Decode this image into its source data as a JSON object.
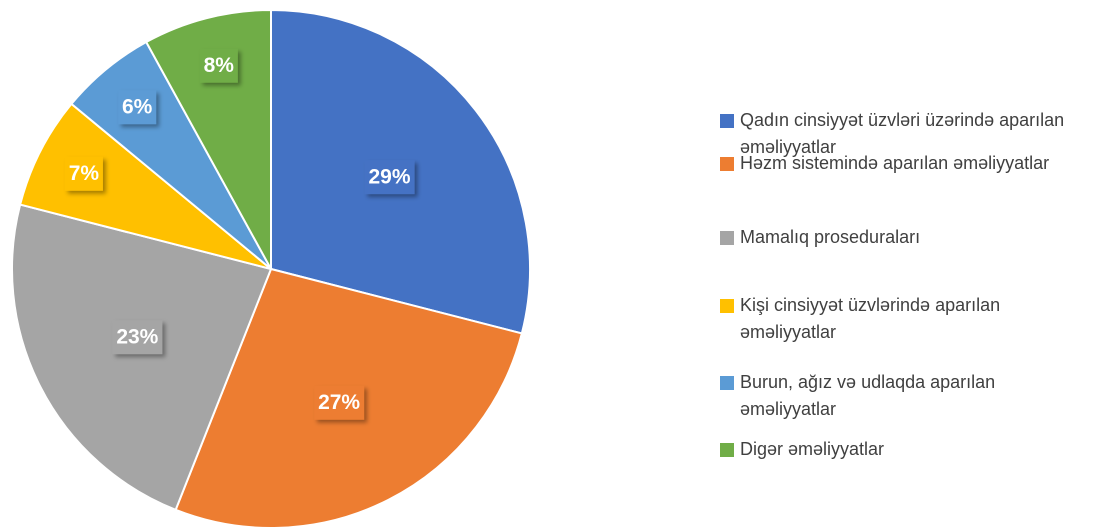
{
  "chart_data": {
    "type": "pie",
    "categories": [
      "Qadın cinsiyyət üzvləri üzərində aparılan əməliyyatlar",
      "Həzm sistemində aparılan əməliyyatlar",
      "Mamalıq prosedurаları",
      "Kişi cinsiyyət üzvlərində aparılan əməliyyatlar",
      "Burun, ağız və udlaqda aparılan əməliyyatlar",
      "Digər əməliyyatlar"
    ],
    "values": [
      29,
      27,
      23,
      7,
      6,
      8
    ],
    "value_labels": [
      "29%",
      "27%",
      "23%",
      "7%",
      "6%",
      "8%"
    ],
    "colors": [
      "#4472c4",
      "#ed7d31",
      "#a5a5a5",
      "#ffc000",
      "#5b9bd5",
      "#70ad47"
    ],
    "legend": "right"
  }
}
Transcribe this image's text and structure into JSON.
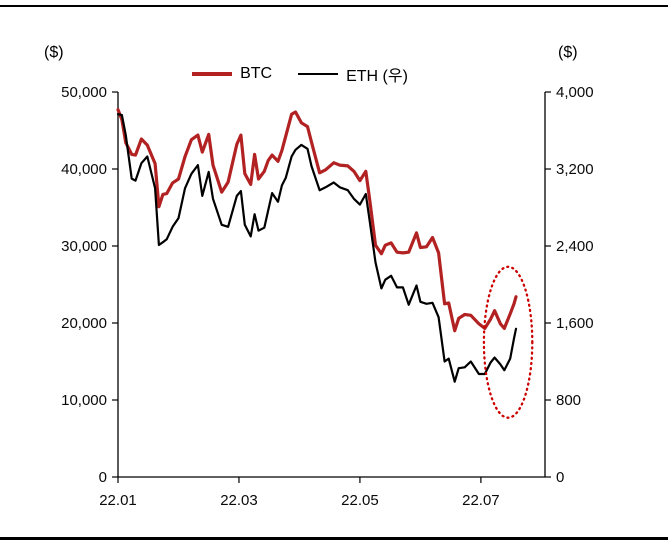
{
  "chart_data": {
    "type": "line",
    "title": "",
    "left_axis": {
      "unit_label": "($)",
      "min": 0,
      "max": 50000,
      "tick_values": [
        0,
        10000,
        20000,
        30000,
        40000,
        50000
      ],
      "tick_labels": [
        "0",
        "10,000",
        "20,000",
        "30,000",
        "40,000",
        "50,000"
      ]
    },
    "right_axis": {
      "unit_label": "($)",
      "min": 0,
      "max": 4000,
      "tick_values": [
        0,
        800,
        1600,
        2400,
        3200,
        4000
      ],
      "tick_labels": [
        "0",
        "800",
        "1,600",
        "2,400",
        "3,200",
        "4,000"
      ]
    },
    "x_axis": {
      "min_months": 0,
      "max_months": 7.06,
      "tick_positions_months": [
        0,
        2,
        4,
        6
      ],
      "tick_labels": [
        "22.01",
        "22.03",
        "22.05",
        "22.07"
      ]
    },
    "legend": [
      {
        "label": "BTC",
        "color": "#b22222"
      },
      {
        "label": "ETH (우)",
        "color": "#000000"
      }
    ],
    "x_months": [
      0,
      0.065,
      0.129,
      0.226,
      0.29,
      0.387,
      0.484,
      0.613,
      0.677,
      0.742,
      0.806,
      0.903,
      1.0,
      1.107,
      1.214,
      1.321,
      1.393,
      1.5,
      1.571,
      1.714,
      1.821,
      1.964,
      2.032,
      2.097,
      2.194,
      2.258,
      2.323,
      2.419,
      2.484,
      2.548,
      2.645,
      2.71,
      2.774,
      2.871,
      2.935,
      3.033,
      3.133,
      3.2,
      3.333,
      3.433,
      3.567,
      3.667,
      3.8,
      3.9,
      4.0,
      4.097,
      4.161,
      4.258,
      4.355,
      4.419,
      4.516,
      4.613,
      4.71,
      4.806,
      4.935,
      5.0,
      5.1,
      5.2,
      5.3,
      5.4,
      5.467,
      5.567,
      5.633,
      5.733,
      5.833,
      5.967,
      6.065,
      6.161,
      6.226,
      6.323,
      6.387,
      6.484,
      6.548,
      6.581
    ],
    "series": [
      {
        "name": "BTC",
        "axis": "left",
        "color": "#b22222",
        "width": 3.2,
        "values": [
          47700,
          46400,
          43400,
          41900,
          41800,
          43900,
          43100,
          40700,
          35100,
          36700,
          36800,
          38200,
          38700,
          41600,
          43800,
          44400,
          42200,
          44500,
          40500,
          37000,
          38300,
          43200,
          44400,
          39400,
          38000,
          41900,
          38700,
          39700,
          41100,
          41800,
          41000,
          42400,
          44300,
          47100,
          47400,
          46000,
          45500,
          43500,
          39500,
          39900,
          40800,
          40500,
          40400,
          39700,
          38500,
          39700,
          36000,
          30100,
          29000,
          30100,
          30400,
          29200,
          29100,
          29200,
          31700,
          29800,
          29900,
          31100,
          29100,
          22500,
          22600,
          19000,
          20600,
          21100,
          21000,
          19900,
          19300,
          20500,
          21600,
          19900,
          19300,
          21200,
          22500,
          23400
        ]
      },
      {
        "name": "ETH (우)",
        "axis": "right",
        "color": "#000000",
        "width": 2.2,
        "values": [
          3770,
          3760,
          3550,
          3100,
          3080,
          3260,
          3330,
          3000,
          2410,
          2440,
          2470,
          2600,
          2690,
          3000,
          3150,
          3240,
          2920,
          3170,
          2890,
          2620,
          2600,
          2920,
          2970,
          2620,
          2500,
          2730,
          2560,
          2590,
          2770,
          2950,
          2860,
          3030,
          3110,
          3330,
          3400,
          3450,
          3410,
          3230,
          2980,
          3010,
          3060,
          3010,
          2980,
          2890,
          2830,
          2940,
          2660,
          2230,
          1960,
          2050,
          2090,
          1970,
          1970,
          1790,
          1990,
          1820,
          1800,
          1810,
          1660,
          1200,
          1230,
          990,
          1130,
          1140,
          1200,
          1070,
          1070,
          1190,
          1240,
          1170,
          1110,
          1230,
          1440,
          1540
        ]
      }
    ],
    "annotation_ellipse": {
      "center_month": 6.45,
      "center_value_left": 17500,
      "radius_months": 0.4,
      "radius_value_left": 9800,
      "color": "#cc0000",
      "style": "dotted"
    }
  }
}
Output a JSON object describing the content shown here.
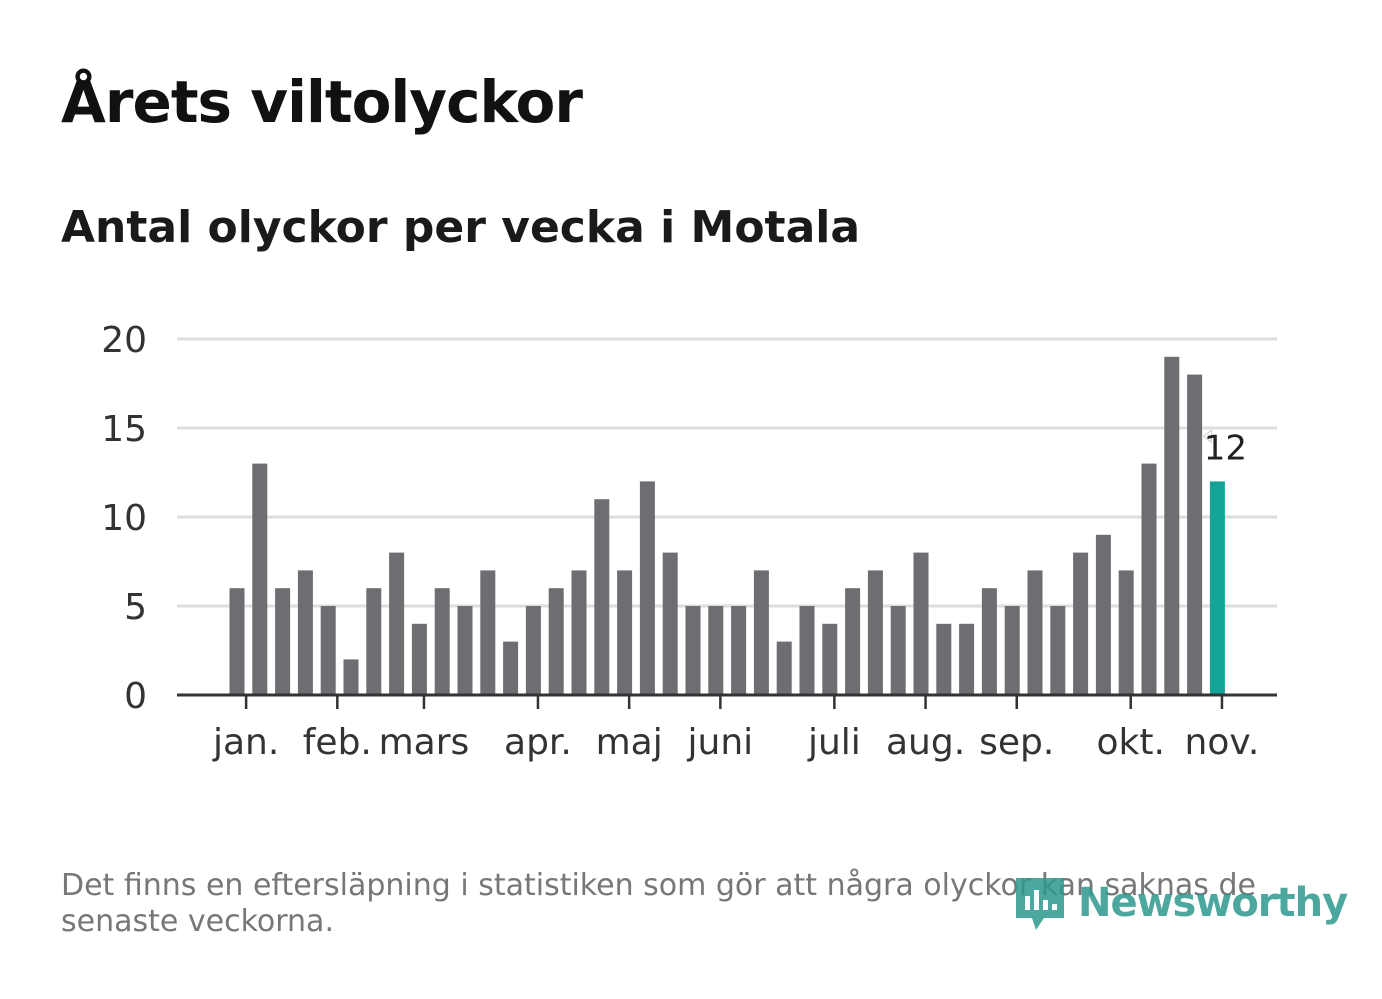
{
  "title": "Årets viltolyckor",
  "subtitle": "Antal olyckor per vecka i Motala",
  "footnote": "Det finns en eftersläpning i statistiken som gör att några olyckor kan saknas de senaste veckorna.",
  "brand": "Newsworthy",
  "colors": {
    "bar": "#6e6d72",
    "highlight": "#12a597",
    "grid": "#dddddd",
    "axis": "#333333"
  },
  "chart_data": {
    "type": "bar",
    "title": "Årets viltolyckor",
    "subtitle": "Antal olyckor per vecka i Motala",
    "xlabel": "",
    "ylabel": "",
    "ylim": [
      0,
      20
    ],
    "yticks": [
      "0",
      "5",
      "10",
      "15",
      "20"
    ],
    "grid": true,
    "weeks": [
      1,
      2,
      3,
      4,
      5,
      6,
      7,
      8,
      9,
      10,
      11,
      12,
      13,
      14,
      15,
      16,
      17,
      18,
      19,
      20,
      21,
      22,
      23,
      24,
      25,
      26,
      27,
      28,
      29,
      30,
      31,
      32,
      33,
      34,
      35,
      36,
      37,
      38,
      39,
      40,
      41,
      42,
      43,
      44
    ],
    "values": [
      6,
      13,
      6,
      7,
      5,
      2,
      6,
      8,
      4,
      6,
      5,
      7,
      3,
      5,
      6,
      7,
      11,
      7,
      12,
      8,
      5,
      5,
      5,
      7,
      3,
      5,
      4,
      6,
      7,
      5,
      8,
      4,
      4,
      6,
      5,
      7,
      5,
      8,
      9,
      7,
      13,
      19,
      18,
      12
    ],
    "highlight_index": 43,
    "highlight_label": "12",
    "month_labels": [
      {
        "label": "jan.",
        "week": 1.4
      },
      {
        "label": "feb.",
        "week": 5.4
      },
      {
        "label": "mars",
        "week": 9.2
      },
      {
        "label": "apr.",
        "week": 14.2
      },
      {
        "label": "maj",
        "week": 18.2
      },
      {
        "label": "juni",
        "week": 22.2
      },
      {
        "label": "juli",
        "week": 27.2
      },
      {
        "label": "aug.",
        "week": 31.2
      },
      {
        "label": "sep.",
        "week": 35.2
      },
      {
        "label": "okt.",
        "week": 40.2
      },
      {
        "label": "nov.",
        "week": 44.2
      }
    ]
  }
}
※ ※ ※
_Exercise directions_. Provide the count, and nothing else, of lines in the data above where the word "subtitle" occurs.

_Written response_. 2